== DIRECTIONS ==
All the records that follow need to be reproduced exactly. Omit the images.

(Collected data entries)
^^^^
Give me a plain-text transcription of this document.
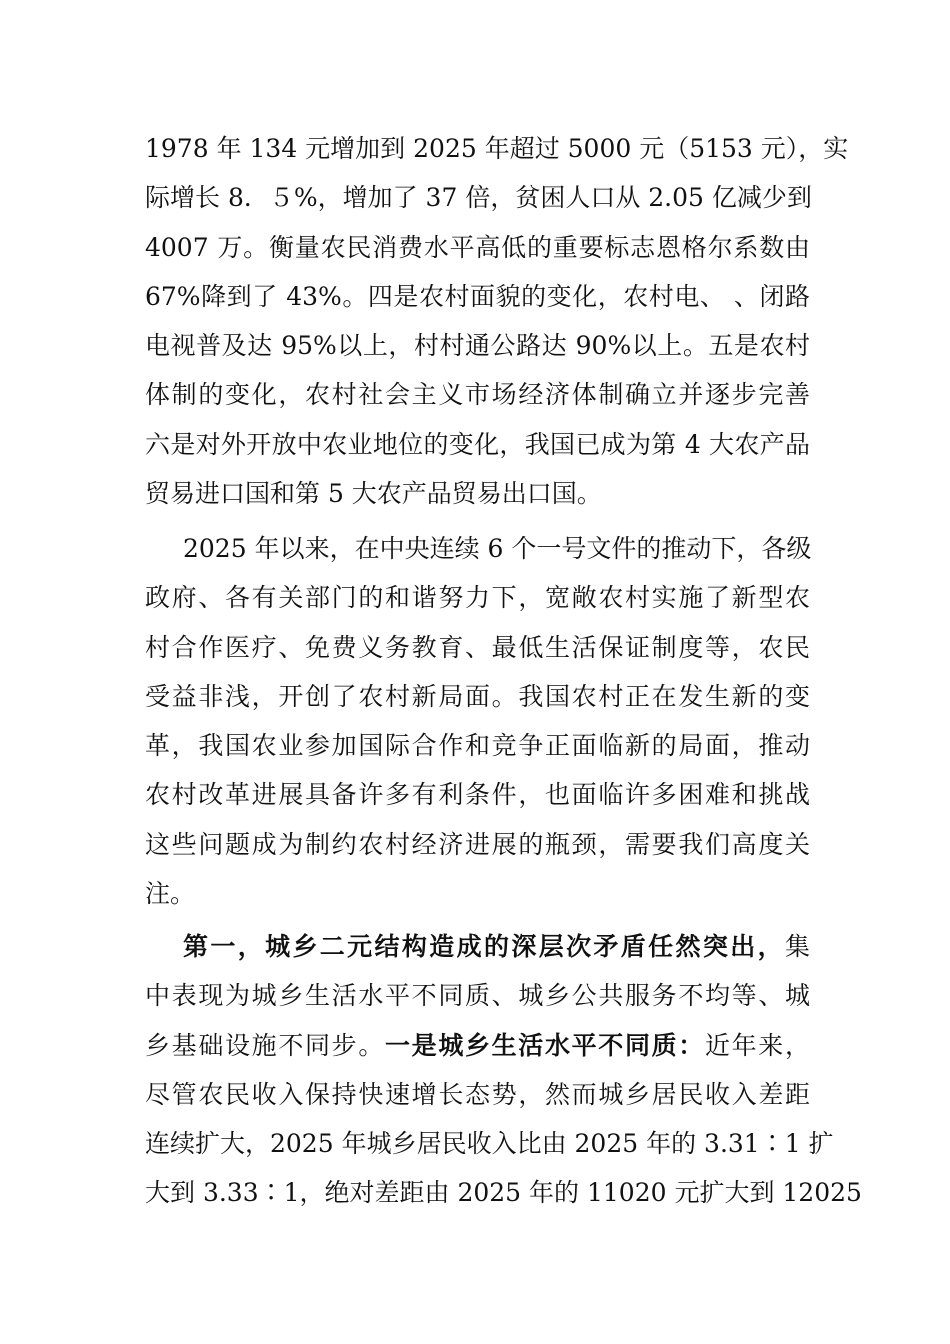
1978 年 134 元增加到 2025 年超过 5000 元（5153 元），实
际增长 8．５%，增加了 37 倍，贫困人口从 2.05 亿减少到
4007 万。衡量农民消费水平高低的重要标志恩格尔系数由
67%降到了 43%。四是农村面貌的变化，农村电、 、闭路
电视普及达 95%以上，村村通公路达 90%以上。五是农村
体制的变化，农村社会主义市场经济体制确立并逐步完善
六是对外开放中农业地位的变化，我国已成为第 4 大农产品
贸易进口国和第 5 大农产品贸易出口国。
2025 年以来，在中央连续 6 个一号文件的推动下，各级
政府、各有关部门的和谐努力下，宽敞农村实施了新型农
村合作医疗、免费义务教育、最低生活保证制度等，农民
受益非浅，开创了农村新局面。我国农村正在发生新的变
革，我国农业参加国际合作和竞争正面临新的局面，推动
农村改革进展具备许多有利条件，也面临许多困难和挑战
这些问题成为制约农村经济进展的瓶颈，需要我们高度关
注。
第一，城乡二元结构造成的深层次矛盾任然突出，集
中表现为城乡生活水平不同质、城乡公共服务不均等、城
乡基础设施不同步。一是城乡生活水平不同质：近年来，
尽管农民收入保持快速增长态势，然而城乡居民收入差距
连续扩大，2025 年城乡居民收入比由 2025 年的 3.31∶1 扩
大到 3.33∶1，绝对差距由 2025 年的 11020 元扩大到 12025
^^^^
== FINISHED ANSWER ==
Give me a plain-text transcription of this document.
1978 年 134 元增加到 2025 年超过 5000 元（5153 元），实
际增长 8．５%，增加了 37 倍，贫困人口从 2.05 亿减少到
4007 万。衡量农民消费水平高低的重要标志恩格尔系数由
67%降到了 43%。四是农村面貌的变化，农村电、 、闭路
电视普及达 95%以上，村村通公路达 90%以上。五是农村
体制的变化，农村社会主义市场经济体制确立并逐步完善
六是对外开放中农业地位的变化，我国已成为第 4 大农产品
贸易进口国和第 5 大农产品贸易出口国。
2025 年以来，在中央连续 6 个一号文件的推动下，各级
政府、各有关部门的和谐努力下，宽敞农村实施了新型农
村合作医疗、免费义务教育、最低生活保证制度等，农民
受益非浅，开创了农村新局面。我国农村正在发生新的变
革，我国农业参加国际合作和竞争正面临新的局面，推动
农村改革进展具备许多有利条件，也面临许多困难和挑战
这些问题成为制约农村经济进展的瓶颈，需要我们高度关
注。
第一，城乡二元结构造成的深层次矛盾任然突出，集
中表现为城乡生活水平不同质、城乡公共服务不均等、城
乡基础设施不同步。一是城乡生活水平不同质：近年来，
尽管农民收入保持快速增长态势，然而城乡居民收入差距
连续扩大，2025 年城乡居民收入比由 2025 年的 3.31∶1 扩
大到 3.33∶1，绝对差距由 2025 年的 11020 元扩大到 12025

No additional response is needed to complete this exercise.